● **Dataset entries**
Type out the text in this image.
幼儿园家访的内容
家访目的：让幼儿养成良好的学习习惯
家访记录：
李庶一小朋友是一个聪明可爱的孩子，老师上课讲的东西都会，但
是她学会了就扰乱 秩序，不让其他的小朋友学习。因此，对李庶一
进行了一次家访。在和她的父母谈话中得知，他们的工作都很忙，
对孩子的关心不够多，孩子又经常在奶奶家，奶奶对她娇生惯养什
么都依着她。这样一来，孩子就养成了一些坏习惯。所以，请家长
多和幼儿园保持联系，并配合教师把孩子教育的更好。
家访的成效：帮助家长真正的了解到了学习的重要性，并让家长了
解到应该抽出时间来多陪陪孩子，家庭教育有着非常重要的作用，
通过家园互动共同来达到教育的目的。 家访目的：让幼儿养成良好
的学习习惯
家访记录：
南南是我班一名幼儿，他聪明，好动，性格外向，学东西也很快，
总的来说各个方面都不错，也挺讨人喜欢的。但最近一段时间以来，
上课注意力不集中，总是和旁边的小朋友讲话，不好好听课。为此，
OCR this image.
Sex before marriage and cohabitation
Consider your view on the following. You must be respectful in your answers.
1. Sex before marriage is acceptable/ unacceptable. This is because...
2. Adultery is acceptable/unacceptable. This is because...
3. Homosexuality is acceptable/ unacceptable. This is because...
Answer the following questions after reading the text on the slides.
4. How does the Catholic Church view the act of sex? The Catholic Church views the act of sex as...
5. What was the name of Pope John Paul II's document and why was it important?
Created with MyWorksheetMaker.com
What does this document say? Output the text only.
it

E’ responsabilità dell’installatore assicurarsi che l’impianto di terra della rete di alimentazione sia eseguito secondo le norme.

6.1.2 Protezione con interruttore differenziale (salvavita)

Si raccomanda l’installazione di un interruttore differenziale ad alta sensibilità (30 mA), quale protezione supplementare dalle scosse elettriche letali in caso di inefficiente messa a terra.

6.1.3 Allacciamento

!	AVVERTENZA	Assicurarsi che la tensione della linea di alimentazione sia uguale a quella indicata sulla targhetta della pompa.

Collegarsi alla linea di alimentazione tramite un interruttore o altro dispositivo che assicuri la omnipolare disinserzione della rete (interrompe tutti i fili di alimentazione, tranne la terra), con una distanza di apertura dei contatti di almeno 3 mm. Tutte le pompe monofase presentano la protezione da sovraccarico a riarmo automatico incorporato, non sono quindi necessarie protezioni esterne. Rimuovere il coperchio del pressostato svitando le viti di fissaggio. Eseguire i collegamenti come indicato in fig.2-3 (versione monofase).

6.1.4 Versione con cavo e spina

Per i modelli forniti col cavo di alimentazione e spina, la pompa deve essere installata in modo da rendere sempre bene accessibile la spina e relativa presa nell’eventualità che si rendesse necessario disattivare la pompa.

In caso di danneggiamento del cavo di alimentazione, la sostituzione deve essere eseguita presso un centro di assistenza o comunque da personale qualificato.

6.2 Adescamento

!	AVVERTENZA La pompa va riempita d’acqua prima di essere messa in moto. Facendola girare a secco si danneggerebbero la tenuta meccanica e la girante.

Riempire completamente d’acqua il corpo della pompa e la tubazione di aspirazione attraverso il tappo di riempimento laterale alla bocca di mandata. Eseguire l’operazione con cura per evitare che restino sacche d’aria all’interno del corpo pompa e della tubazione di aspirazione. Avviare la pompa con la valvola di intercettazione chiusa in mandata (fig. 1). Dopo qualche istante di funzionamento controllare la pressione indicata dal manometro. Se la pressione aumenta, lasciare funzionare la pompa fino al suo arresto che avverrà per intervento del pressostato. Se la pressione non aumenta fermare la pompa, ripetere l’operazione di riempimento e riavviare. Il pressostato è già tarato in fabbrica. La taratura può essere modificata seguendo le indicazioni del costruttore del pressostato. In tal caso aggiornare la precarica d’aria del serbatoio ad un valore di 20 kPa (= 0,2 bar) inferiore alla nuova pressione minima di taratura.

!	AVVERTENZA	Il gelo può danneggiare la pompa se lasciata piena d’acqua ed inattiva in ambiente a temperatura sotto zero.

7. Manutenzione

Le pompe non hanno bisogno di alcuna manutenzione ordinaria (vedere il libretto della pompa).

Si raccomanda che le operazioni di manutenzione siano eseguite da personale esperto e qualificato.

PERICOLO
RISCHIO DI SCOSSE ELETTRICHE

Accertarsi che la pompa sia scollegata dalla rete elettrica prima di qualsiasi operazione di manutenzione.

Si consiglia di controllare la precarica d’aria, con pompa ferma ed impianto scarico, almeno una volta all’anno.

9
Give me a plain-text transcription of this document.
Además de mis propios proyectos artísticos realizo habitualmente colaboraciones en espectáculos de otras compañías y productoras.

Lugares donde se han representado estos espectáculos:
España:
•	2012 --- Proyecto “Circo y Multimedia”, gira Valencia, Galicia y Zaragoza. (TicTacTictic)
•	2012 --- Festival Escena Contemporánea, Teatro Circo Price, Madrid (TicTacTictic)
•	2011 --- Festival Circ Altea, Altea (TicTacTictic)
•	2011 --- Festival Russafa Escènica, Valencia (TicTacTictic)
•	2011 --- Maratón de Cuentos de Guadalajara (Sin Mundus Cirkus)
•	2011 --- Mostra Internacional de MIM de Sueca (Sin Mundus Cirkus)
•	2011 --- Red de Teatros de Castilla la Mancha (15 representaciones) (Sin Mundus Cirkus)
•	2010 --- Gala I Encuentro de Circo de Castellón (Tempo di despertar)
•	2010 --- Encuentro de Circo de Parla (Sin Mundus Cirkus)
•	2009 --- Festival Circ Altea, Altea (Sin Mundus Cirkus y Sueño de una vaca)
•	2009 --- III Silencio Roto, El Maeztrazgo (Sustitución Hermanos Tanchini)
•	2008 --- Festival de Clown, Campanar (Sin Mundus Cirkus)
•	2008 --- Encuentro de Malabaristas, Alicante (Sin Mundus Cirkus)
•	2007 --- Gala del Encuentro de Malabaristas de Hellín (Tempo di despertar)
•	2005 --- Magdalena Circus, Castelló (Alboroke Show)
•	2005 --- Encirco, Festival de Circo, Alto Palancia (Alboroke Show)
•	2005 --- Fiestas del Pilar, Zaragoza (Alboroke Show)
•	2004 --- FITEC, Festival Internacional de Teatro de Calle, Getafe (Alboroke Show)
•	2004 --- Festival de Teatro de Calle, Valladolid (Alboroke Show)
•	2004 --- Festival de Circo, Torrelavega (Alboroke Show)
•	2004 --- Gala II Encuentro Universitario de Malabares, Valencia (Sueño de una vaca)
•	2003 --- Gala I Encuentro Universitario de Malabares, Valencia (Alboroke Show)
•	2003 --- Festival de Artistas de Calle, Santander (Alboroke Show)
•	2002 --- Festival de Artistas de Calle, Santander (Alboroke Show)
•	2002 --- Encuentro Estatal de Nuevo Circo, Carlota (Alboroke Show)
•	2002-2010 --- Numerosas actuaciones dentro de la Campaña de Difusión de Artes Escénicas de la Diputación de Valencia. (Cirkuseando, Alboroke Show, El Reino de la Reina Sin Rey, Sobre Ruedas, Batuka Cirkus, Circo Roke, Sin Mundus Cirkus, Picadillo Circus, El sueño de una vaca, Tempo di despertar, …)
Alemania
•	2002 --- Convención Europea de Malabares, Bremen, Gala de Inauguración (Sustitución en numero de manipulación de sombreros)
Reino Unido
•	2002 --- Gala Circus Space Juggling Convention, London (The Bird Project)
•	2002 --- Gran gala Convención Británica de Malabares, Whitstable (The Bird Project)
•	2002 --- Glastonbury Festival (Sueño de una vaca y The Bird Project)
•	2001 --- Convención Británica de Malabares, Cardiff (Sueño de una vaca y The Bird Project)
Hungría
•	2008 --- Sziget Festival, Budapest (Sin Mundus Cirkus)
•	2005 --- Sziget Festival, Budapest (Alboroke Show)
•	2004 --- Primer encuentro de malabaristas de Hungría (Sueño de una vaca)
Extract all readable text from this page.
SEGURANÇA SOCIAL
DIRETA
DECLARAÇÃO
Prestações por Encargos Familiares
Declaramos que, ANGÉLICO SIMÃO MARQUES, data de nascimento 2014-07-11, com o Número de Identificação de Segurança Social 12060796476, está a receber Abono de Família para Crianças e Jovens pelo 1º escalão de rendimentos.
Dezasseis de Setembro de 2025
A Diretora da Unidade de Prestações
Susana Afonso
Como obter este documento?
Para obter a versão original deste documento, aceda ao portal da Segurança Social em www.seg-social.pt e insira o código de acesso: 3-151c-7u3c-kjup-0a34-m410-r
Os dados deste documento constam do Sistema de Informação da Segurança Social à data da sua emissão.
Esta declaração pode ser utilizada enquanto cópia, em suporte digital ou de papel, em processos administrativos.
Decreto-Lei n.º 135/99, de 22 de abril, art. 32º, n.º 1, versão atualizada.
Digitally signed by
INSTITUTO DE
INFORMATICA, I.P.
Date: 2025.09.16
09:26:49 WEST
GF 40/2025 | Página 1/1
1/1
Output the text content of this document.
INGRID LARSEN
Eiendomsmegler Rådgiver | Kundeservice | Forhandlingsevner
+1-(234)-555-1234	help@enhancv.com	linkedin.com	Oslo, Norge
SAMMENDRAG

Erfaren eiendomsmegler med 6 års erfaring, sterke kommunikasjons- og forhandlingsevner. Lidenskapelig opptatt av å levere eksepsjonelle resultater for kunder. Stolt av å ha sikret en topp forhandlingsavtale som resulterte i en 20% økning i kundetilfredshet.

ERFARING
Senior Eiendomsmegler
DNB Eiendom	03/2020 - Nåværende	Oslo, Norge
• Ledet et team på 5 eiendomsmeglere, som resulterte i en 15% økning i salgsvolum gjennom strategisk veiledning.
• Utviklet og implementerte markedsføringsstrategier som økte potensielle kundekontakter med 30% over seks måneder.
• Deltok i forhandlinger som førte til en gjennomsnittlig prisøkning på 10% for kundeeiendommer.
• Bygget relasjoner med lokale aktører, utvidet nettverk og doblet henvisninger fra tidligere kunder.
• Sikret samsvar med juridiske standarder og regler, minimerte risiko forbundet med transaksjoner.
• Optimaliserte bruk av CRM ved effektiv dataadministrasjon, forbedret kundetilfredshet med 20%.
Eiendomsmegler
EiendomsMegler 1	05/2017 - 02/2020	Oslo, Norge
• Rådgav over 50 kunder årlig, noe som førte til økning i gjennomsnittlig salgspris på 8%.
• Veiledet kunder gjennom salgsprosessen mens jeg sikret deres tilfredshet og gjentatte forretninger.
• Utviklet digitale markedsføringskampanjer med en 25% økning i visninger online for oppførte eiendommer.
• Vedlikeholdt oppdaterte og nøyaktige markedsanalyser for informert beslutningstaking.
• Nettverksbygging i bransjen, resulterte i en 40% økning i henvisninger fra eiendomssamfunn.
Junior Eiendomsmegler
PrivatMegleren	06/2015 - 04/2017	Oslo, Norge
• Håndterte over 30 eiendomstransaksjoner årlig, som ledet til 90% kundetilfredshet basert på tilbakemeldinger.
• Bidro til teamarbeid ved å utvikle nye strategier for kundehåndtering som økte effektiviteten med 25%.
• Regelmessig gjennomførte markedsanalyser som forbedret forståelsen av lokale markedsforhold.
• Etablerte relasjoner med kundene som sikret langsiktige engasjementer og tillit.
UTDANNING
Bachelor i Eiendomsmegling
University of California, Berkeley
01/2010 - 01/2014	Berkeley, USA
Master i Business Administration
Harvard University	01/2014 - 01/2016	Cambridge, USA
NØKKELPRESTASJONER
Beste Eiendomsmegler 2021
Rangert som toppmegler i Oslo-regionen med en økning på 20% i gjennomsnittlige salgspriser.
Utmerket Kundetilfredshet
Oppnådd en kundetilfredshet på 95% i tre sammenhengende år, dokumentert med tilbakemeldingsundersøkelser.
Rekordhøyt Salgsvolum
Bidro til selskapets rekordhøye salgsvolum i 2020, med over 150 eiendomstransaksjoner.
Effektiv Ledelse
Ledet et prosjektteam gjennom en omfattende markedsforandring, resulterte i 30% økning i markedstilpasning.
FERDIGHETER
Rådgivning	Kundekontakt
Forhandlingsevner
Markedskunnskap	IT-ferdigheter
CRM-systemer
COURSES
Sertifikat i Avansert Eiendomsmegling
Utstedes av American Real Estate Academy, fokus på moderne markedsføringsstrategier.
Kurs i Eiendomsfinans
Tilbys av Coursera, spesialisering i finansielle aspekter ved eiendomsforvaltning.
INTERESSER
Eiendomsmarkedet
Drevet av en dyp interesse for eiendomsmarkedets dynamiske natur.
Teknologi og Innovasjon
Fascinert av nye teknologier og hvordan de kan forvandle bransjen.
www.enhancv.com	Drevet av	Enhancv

● **SET EXERCISE**
Work out the number of lines in this listing that include the word "text". Reply with that number only.

● **TASK ANSWER**
6